> Input

-- Start --

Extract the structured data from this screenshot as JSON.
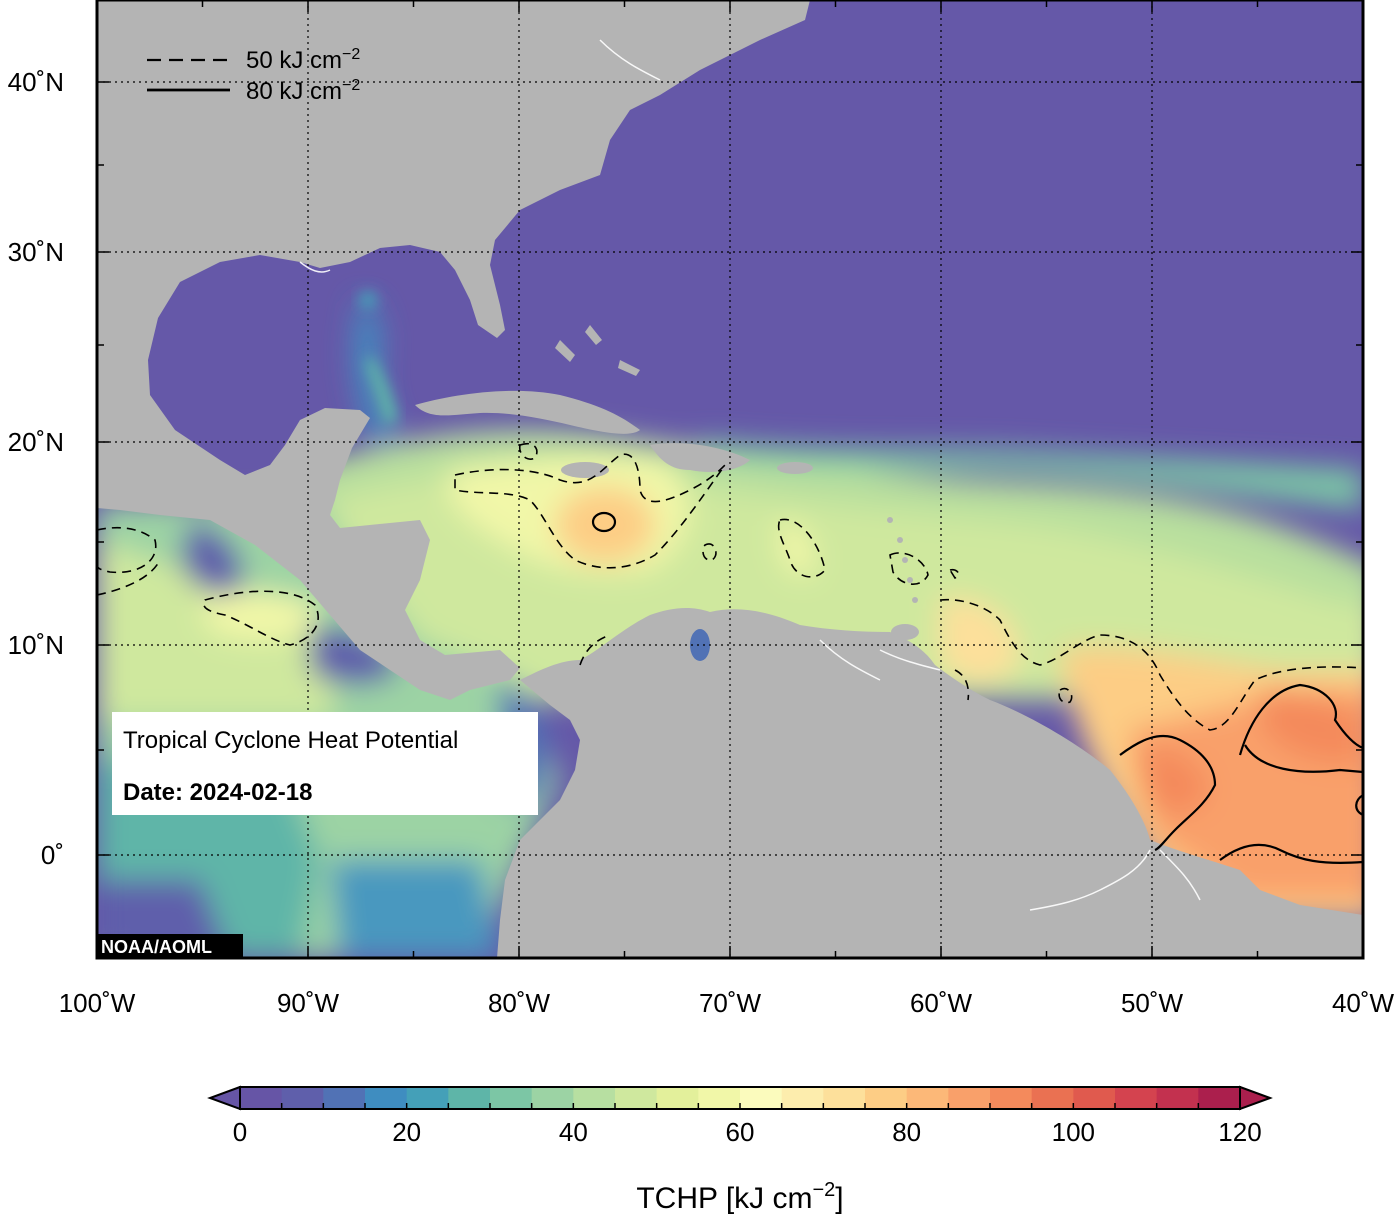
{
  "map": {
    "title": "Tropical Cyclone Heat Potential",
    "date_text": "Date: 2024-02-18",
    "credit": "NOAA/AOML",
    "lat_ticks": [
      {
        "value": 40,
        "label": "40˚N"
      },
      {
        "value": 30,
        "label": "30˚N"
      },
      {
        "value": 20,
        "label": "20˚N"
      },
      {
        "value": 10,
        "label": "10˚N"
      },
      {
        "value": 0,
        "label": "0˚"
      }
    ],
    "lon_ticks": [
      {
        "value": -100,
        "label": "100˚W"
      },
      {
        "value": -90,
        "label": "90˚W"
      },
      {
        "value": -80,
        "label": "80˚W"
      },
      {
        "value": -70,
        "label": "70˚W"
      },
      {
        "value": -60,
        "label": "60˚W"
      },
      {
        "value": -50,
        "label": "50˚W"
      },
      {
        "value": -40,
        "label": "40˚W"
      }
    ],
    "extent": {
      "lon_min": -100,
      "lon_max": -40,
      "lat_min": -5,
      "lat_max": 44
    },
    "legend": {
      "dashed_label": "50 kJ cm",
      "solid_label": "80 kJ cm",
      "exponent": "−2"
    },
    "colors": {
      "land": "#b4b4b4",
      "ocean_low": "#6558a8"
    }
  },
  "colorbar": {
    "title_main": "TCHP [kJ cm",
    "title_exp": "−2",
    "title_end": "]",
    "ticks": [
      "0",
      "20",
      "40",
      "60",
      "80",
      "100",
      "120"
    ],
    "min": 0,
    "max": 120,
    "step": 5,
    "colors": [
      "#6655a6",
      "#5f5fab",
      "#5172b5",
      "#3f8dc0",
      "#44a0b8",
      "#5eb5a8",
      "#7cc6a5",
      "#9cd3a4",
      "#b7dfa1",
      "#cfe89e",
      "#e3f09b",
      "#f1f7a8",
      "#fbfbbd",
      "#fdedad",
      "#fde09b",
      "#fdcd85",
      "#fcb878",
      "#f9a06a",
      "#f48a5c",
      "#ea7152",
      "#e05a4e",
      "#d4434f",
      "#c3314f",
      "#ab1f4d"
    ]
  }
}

-- End --

In the entries above, count each line with "value"; reply with the total only.

12